▶ Aim of the exercise: Every line from the one that contains "What text is on this page?" to the last line of the listing below should be quoted verbatim. Pictures are excluded.
[Begin Record extracts]
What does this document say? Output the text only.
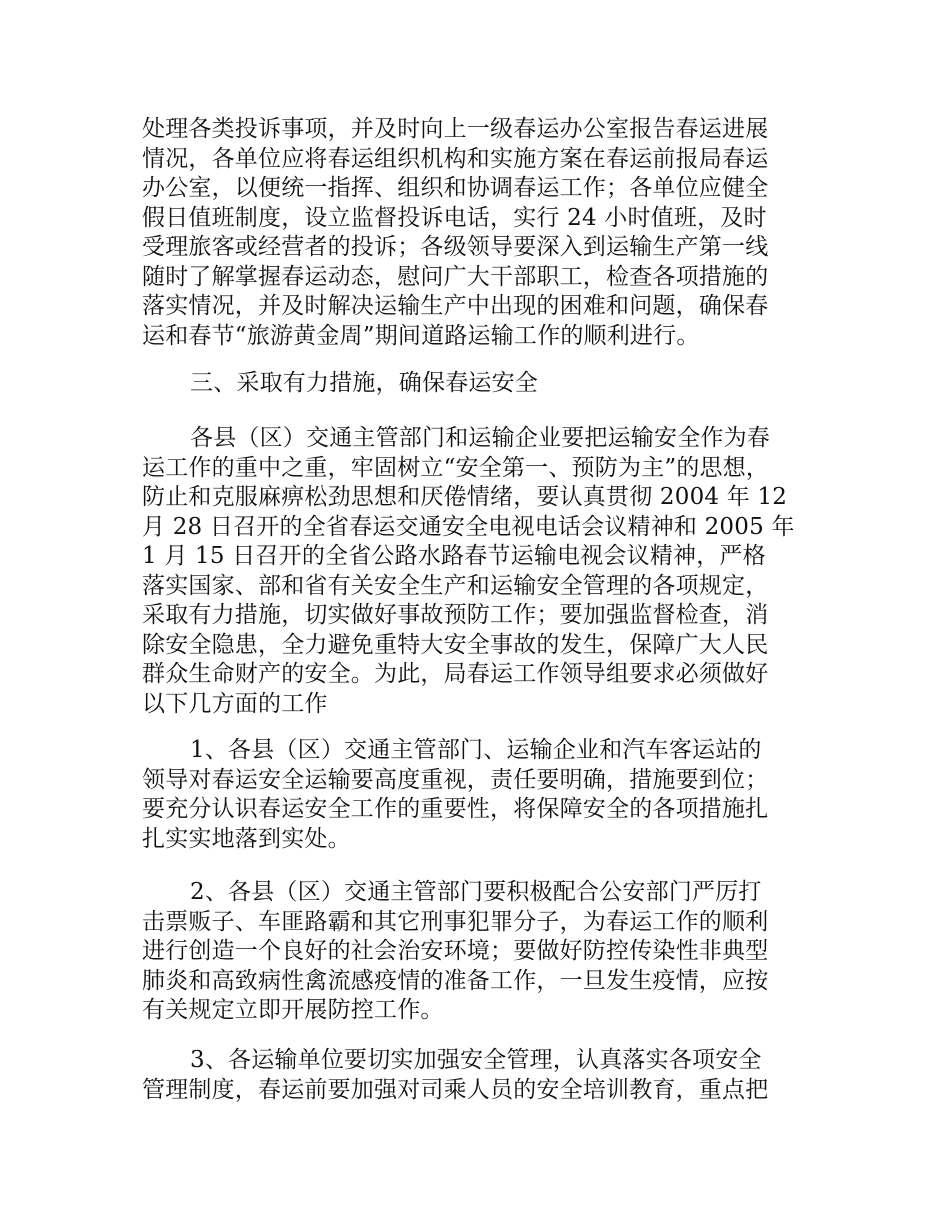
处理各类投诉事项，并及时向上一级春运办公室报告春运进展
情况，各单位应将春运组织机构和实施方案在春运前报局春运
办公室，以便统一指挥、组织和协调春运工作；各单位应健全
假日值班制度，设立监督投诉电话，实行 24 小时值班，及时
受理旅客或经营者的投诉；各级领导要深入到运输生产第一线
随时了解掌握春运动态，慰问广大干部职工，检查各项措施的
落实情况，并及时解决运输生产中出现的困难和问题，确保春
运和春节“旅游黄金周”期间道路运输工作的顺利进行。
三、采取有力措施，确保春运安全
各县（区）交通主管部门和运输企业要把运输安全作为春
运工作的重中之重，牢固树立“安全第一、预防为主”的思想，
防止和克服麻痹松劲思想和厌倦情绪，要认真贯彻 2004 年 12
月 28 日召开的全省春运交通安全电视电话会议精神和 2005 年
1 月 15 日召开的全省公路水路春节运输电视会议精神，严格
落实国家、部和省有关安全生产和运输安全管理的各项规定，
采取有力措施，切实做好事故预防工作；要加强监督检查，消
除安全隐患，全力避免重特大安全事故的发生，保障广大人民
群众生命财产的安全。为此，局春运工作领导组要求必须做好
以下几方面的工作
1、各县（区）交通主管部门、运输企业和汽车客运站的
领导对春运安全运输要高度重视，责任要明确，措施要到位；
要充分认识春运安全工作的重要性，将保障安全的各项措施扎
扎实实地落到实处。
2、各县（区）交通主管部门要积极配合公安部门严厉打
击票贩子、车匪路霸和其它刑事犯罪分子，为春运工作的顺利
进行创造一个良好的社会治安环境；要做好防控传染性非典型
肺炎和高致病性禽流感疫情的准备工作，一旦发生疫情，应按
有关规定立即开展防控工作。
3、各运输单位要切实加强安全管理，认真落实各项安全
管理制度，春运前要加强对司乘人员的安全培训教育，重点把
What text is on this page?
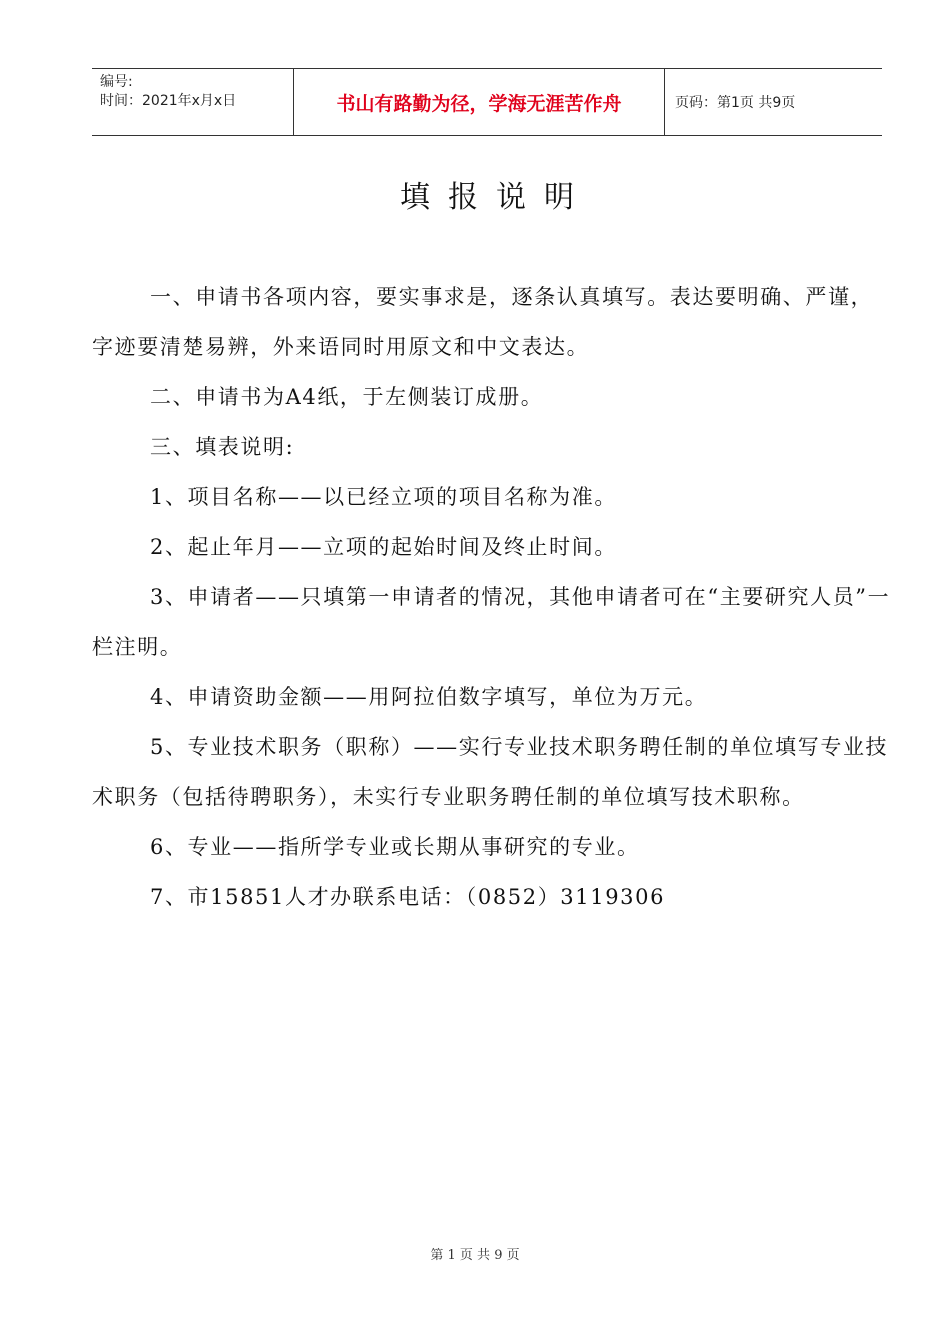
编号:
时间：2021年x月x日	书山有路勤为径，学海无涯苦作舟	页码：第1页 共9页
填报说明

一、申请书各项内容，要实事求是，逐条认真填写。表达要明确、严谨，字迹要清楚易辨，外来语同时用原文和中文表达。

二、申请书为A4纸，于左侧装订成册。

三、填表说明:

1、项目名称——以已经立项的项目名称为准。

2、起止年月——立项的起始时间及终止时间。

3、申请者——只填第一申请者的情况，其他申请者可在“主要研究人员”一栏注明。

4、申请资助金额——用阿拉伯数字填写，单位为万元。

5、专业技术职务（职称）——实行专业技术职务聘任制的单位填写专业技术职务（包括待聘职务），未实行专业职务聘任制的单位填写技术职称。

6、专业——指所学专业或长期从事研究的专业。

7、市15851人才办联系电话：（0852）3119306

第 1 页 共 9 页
[End Record extracts]
▶ Correct output:
What text is on this page?
编号:
时间：2021年x月x日	书山有路勤为径，学海无涯苦作舟	页码：第1页 共9页
填报说明

一、申请书各项内容，要实事求是，逐条认真填写。表达要明确、严谨，字迹要清楚易辨，外来语同时用原文和中文表达。

二、申请书为A4纸，于左侧装订成册。

三、填表说明:

1、项目名称——以已经立项的项目名称为准。

2、起止年月——立项的起始时间及终止时间。

3、申请者——只填第一申请者的情况，其他申请者可在“主要研究人员”一栏注明。

4、申请资助金额——用阿拉伯数字填写，单位为万元。

5、专业技术职务（职称）——实行专业技术职务聘任制的单位填写专业技术职务（包括待聘职务），未实行专业职务聘任制的单位填写技术职称。

6、专业——指所学专业或长期从事研究的专业。

7、市15851人才办联系电话：（0852）3119306

第 1 页 共 9 页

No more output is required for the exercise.